**Stored records**
————
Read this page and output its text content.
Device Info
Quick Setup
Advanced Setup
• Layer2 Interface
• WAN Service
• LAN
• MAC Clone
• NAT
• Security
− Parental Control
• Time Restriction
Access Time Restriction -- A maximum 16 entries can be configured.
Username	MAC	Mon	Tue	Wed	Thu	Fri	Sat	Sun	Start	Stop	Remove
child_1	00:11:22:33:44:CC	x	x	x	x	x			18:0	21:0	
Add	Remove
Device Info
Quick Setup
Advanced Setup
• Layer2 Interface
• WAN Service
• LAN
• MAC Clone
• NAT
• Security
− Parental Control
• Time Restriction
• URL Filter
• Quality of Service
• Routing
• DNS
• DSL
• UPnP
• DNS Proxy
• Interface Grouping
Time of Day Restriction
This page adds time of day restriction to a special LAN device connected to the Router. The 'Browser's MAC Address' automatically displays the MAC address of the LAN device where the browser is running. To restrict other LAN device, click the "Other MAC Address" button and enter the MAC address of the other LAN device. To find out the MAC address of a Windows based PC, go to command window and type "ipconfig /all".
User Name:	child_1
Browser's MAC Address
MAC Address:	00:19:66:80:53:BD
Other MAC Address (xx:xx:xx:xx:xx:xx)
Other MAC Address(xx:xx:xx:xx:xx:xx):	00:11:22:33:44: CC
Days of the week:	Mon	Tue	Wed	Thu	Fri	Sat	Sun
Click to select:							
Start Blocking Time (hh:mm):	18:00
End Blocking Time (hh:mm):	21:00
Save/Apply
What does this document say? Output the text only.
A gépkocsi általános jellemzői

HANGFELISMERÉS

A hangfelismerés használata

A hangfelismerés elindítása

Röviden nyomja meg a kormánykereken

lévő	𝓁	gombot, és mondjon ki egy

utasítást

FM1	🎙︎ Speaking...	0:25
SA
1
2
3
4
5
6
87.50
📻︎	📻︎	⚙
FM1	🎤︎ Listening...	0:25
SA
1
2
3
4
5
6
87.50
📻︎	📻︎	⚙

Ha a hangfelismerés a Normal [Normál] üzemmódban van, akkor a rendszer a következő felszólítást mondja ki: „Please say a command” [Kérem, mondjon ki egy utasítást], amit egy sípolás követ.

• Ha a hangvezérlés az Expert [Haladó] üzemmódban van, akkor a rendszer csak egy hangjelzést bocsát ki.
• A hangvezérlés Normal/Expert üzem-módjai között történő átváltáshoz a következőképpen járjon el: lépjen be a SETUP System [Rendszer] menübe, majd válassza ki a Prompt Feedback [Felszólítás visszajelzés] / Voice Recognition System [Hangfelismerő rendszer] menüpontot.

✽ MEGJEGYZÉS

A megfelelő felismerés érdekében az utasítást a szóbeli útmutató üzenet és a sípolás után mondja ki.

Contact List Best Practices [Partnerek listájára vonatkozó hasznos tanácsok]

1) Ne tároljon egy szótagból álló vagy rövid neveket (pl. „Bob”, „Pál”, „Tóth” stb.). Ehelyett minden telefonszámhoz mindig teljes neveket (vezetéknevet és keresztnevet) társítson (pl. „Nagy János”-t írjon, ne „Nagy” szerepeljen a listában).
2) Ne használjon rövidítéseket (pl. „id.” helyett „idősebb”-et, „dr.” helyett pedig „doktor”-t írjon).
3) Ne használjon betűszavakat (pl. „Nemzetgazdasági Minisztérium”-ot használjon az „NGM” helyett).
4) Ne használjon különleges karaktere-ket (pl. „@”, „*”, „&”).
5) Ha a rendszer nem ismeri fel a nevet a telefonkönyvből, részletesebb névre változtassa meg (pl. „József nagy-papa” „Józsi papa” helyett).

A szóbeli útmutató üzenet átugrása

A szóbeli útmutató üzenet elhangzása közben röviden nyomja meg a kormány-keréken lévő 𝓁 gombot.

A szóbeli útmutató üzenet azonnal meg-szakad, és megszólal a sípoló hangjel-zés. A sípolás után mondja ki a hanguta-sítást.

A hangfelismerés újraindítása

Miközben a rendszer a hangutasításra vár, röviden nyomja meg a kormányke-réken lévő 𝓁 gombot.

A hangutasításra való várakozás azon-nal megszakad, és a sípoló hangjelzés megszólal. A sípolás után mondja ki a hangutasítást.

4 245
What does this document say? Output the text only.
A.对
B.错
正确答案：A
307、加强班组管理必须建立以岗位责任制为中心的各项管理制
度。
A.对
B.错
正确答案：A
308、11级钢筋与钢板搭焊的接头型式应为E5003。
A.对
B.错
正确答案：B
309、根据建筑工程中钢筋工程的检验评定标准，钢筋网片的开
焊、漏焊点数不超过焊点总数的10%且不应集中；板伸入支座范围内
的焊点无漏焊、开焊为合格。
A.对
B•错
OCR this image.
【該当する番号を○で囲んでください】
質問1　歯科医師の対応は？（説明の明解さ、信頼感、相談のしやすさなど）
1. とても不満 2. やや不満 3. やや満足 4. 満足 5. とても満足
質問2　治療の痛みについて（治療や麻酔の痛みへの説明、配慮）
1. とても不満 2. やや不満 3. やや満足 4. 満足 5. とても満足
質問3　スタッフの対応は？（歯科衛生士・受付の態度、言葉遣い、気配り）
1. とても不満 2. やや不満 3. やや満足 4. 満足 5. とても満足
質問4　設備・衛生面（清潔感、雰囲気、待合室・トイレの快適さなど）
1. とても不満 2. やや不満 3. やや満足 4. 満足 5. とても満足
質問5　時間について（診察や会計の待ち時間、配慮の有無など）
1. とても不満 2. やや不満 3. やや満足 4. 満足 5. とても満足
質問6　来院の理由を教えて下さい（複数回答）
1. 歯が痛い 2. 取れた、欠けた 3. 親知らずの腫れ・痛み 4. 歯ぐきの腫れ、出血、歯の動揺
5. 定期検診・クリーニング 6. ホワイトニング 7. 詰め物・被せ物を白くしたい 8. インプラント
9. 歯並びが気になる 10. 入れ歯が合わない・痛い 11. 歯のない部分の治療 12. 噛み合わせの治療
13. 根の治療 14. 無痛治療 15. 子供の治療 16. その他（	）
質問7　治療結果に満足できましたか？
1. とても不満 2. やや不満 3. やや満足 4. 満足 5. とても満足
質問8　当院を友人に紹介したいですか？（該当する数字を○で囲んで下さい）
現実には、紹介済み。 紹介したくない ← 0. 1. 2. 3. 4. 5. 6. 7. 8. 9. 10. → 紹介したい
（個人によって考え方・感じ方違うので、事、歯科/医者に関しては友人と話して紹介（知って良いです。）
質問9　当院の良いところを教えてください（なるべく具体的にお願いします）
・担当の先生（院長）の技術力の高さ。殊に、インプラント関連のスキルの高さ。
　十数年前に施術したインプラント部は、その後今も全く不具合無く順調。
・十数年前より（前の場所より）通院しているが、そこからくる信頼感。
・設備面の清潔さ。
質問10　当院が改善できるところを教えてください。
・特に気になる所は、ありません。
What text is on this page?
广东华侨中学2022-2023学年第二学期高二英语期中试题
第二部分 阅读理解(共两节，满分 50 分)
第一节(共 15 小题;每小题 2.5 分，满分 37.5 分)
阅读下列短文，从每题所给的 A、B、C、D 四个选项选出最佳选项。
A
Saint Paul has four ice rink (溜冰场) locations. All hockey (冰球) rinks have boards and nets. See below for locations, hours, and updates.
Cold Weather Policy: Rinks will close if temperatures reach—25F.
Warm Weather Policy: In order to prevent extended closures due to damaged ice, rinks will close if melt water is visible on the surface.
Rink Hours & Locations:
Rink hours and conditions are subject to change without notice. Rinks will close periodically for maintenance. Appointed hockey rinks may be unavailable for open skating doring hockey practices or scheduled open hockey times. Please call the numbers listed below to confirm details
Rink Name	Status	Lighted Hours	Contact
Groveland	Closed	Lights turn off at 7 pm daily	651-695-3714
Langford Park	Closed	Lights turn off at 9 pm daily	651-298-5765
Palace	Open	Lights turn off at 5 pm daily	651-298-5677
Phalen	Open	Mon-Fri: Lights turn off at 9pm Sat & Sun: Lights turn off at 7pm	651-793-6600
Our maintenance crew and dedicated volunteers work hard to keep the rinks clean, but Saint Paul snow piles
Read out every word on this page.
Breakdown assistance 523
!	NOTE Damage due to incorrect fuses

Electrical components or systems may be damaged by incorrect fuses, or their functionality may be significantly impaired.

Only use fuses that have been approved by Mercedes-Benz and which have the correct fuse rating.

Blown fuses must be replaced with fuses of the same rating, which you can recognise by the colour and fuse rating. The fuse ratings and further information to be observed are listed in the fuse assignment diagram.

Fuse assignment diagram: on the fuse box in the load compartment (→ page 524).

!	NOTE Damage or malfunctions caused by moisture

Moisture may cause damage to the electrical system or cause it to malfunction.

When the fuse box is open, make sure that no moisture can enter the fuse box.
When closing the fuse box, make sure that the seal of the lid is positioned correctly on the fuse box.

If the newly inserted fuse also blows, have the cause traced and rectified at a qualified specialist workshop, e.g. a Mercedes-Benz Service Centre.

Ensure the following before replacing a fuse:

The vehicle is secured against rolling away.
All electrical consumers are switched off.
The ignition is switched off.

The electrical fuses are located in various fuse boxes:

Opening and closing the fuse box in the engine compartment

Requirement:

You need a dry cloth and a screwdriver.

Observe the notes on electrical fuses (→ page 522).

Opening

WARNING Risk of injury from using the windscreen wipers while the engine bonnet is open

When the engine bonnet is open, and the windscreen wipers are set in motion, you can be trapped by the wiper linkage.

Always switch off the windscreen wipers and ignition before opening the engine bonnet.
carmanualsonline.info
————
**REQUIRED WORK**
Across the records, count the lines holding the string "bonnet". Give the number and stop.

**WORKED SOLUTION**
3